(Rows from a figure dataset)
_ _ _ _

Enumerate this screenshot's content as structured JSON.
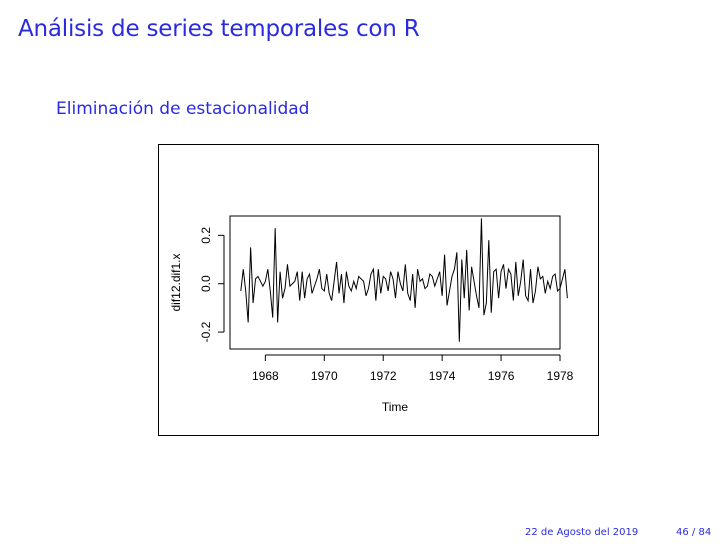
{
  "slide": {
    "title": "Análisis de series temporales con R",
    "subtitle": "Eliminación de estacionalidad"
  },
  "footer": {
    "date": "22 de Agosto del 2019",
    "page": "46 / 84"
  },
  "chart_data": {
    "type": "line",
    "xlabel": "Time",
    "ylabel": "dif12.dif1.x",
    "xlim": [
      1966.8,
      1978.0
    ],
    "ylim": [
      -0.27,
      0.28
    ],
    "x_ticks": [
      1968,
      1970,
      1972,
      1974,
      1976,
      1978
    ],
    "x_tick_labels": [
      "1968",
      "1970",
      "1972",
      "1974",
      "1976",
      "1978"
    ],
    "y_ticks": [
      -0.2,
      0.0,
      0.2
    ],
    "y_tick_labels": [
      "-0.2",
      "0.0",
      "0.2"
    ],
    "x_start": 1967.1667,
    "frequency": 12,
    "series": [
      {
        "values": [
          -0.03,
          0.06,
          -0.03,
          -0.16,
          0.15,
          -0.08,
          0.02,
          0.03,
          0.01,
          -0.01,
          0.01,
          0.06,
          -0.03,
          -0.14,
          0.23,
          -0.16,
          0.05,
          -0.06,
          -0.02,
          0.08,
          -0.01,
          0.0,
          0.01,
          0.05,
          -0.07,
          0.05,
          -0.06,
          0.02,
          0.04,
          -0.04,
          -0.01,
          0.02,
          0.06,
          -0.02,
          -0.03,
          0.04,
          -0.04,
          -0.07,
          0.01,
          0.09,
          -0.04,
          0.04,
          -0.08,
          0.05,
          -0.01,
          -0.03,
          0.01,
          -0.02,
          0.03,
          0.02,
          0.01,
          -0.05,
          -0.02,
          0.04,
          0.06,
          -0.07,
          0.06,
          -0.04,
          0.03,
          0.02,
          -0.03,
          0.05,
          0.02,
          -0.06,
          0.05,
          0.0,
          -0.03,
          0.08,
          -0.04,
          -0.07,
          0.04,
          -0.1,
          0.06,
          0.01,
          0.02,
          -0.02,
          -0.01,
          0.04,
          0.03,
          -0.01,
          0.02,
          0.05,
          -0.05,
          0.12,
          -0.09,
          -0.03,
          0.03,
          0.06,
          0.13,
          -0.24,
          0.1,
          -0.06,
          0.14,
          -0.11,
          0.07,
          0.01,
          -0.05,
          -0.1,
          0.27,
          -0.13,
          -0.08,
          0.18,
          -0.12,
          0.05,
          0.06,
          -0.06,
          0.05,
          0.08,
          -0.02,
          0.06,
          0.04,
          -0.07,
          0.09,
          -0.05,
          0.01,
          0.1,
          -0.05,
          -0.07,
          0.06,
          -0.08,
          -0.03,
          0.07,
          0.02,
          0.03,
          -0.04,
          0.01,
          -0.02,
          0.03,
          0.04,
          -0.03,
          -0.02,
          0.02,
          0.06,
          -0.06
        ]
      }
    ]
  }
}
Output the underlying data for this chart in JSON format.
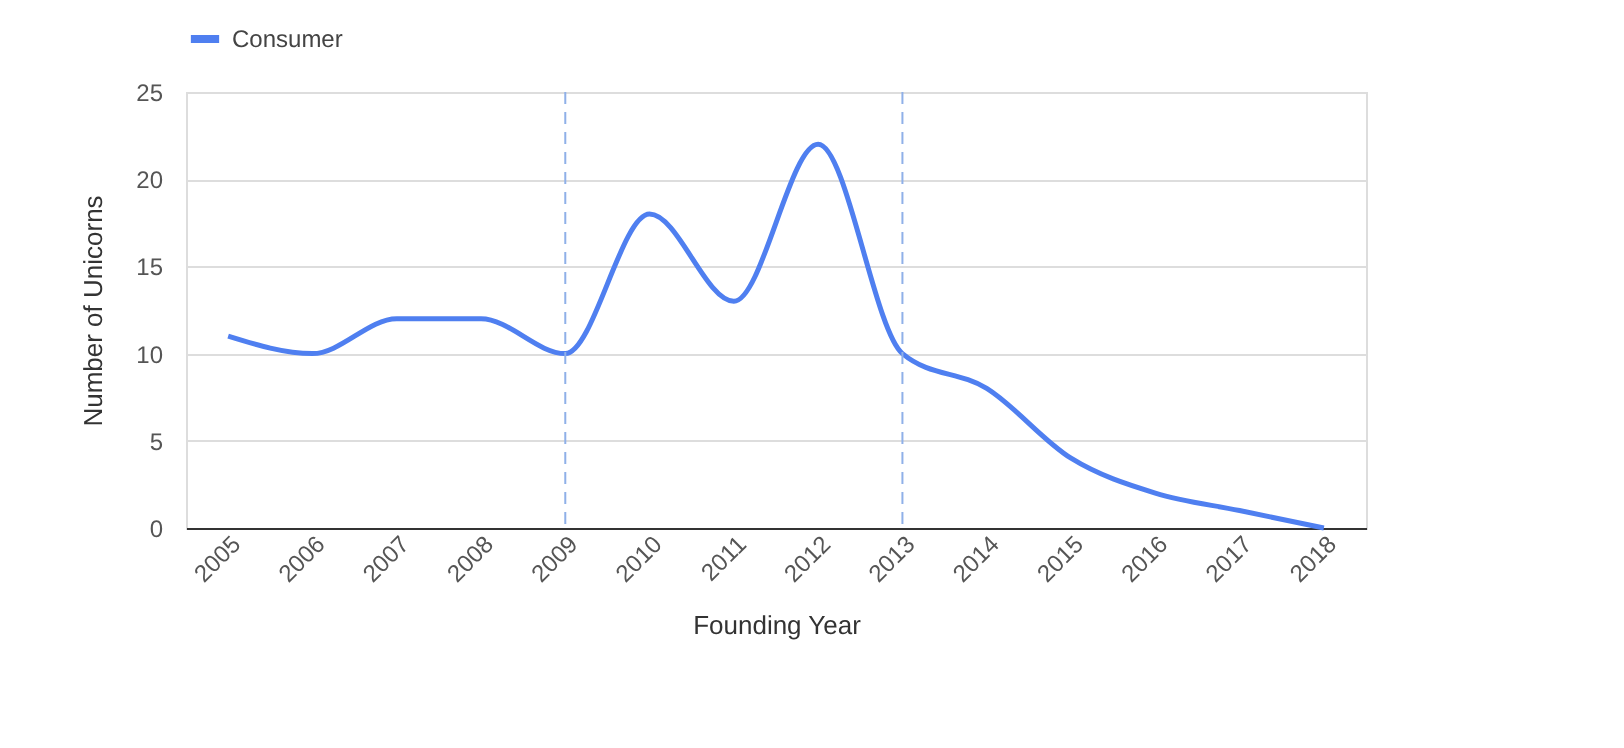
{
  "chart_data": {
    "type": "line",
    "xlabel": "Founding Year",
    "ylabel": "Number of Unicorns",
    "categories": [
      "2005",
      "2006",
      "2007",
      "2008",
      "2009",
      "2010",
      "2011",
      "2012",
      "2013",
      "2014",
      "2015",
      "2016",
      "2017",
      "2018"
    ],
    "series": [
      {
        "name": "Consumer",
        "color": "#4f7ff0",
        "values": [
          11,
          10,
          12,
          12,
          10,
          18,
          13,
          22,
          10,
          8,
          4,
          2,
          1,
          0
        ]
      }
    ],
    "ylim": [
      0,
      25
    ],
    "yticks": [
      0,
      5,
      10,
      15,
      20,
      25
    ],
    "grid": "y",
    "legend": "top",
    "marker": "none",
    "line_style": "solid",
    "ref_lines": [
      {
        "axis": "x",
        "value": "2009",
        "color": "#8fb0e8",
        "line_style": "dashed"
      },
      {
        "axis": "x",
        "value": "2013",
        "color": "#8fb0e8",
        "line_style": "dashed"
      }
    ]
  }
}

_ _ _ _

#### [WRITTEN INSTRUCTION]
Without any pictures, reproduce exactly the lines from the line that contains "Output the underlying" to the end of the entries above, both ends included.

#### [OUTPUT OF THE EXERCISE]
Output the underlying data for this chart in JSON format.
{
  "chart_data": {
    "type": "line",
    "xlabel": "Founding Year",
    "ylabel": "Number of Unicorns",
    "categories": [
      "2005",
      "2006",
      "2007",
      "2008",
      "2009",
      "2010",
      "2011",
      "2012",
      "2013",
      "2014",
      "2015",
      "2016",
      "2017",
      "2018"
    ],
    "series": [
      {
        "name": "Consumer",
        "color": "#4f7ff0",
        "values": [
          11,
          10,
          12,
          12,
          10,
          18,
          13,
          22,
          10,
          8,
          4,
          2,
          1,
          0
        ]
      }
    ],
    "ylim": [
      0,
      25
    ],
    "yticks": [
      0,
      5,
      10,
      15,
      20,
      25
    ],
    "grid": "y",
    "legend": "top",
    "marker": "none",
    "line_style": "solid",
    "ref_lines": [
      {
        "axis": "x",
        "value": "2009",
        "color": "#8fb0e8",
        "line_style": "dashed"
      },
      {
        "axis": "x",
        "value": "2013",
        "color": "#8fb0e8",
        "line_style": "dashed"
      }
    ]
  }
}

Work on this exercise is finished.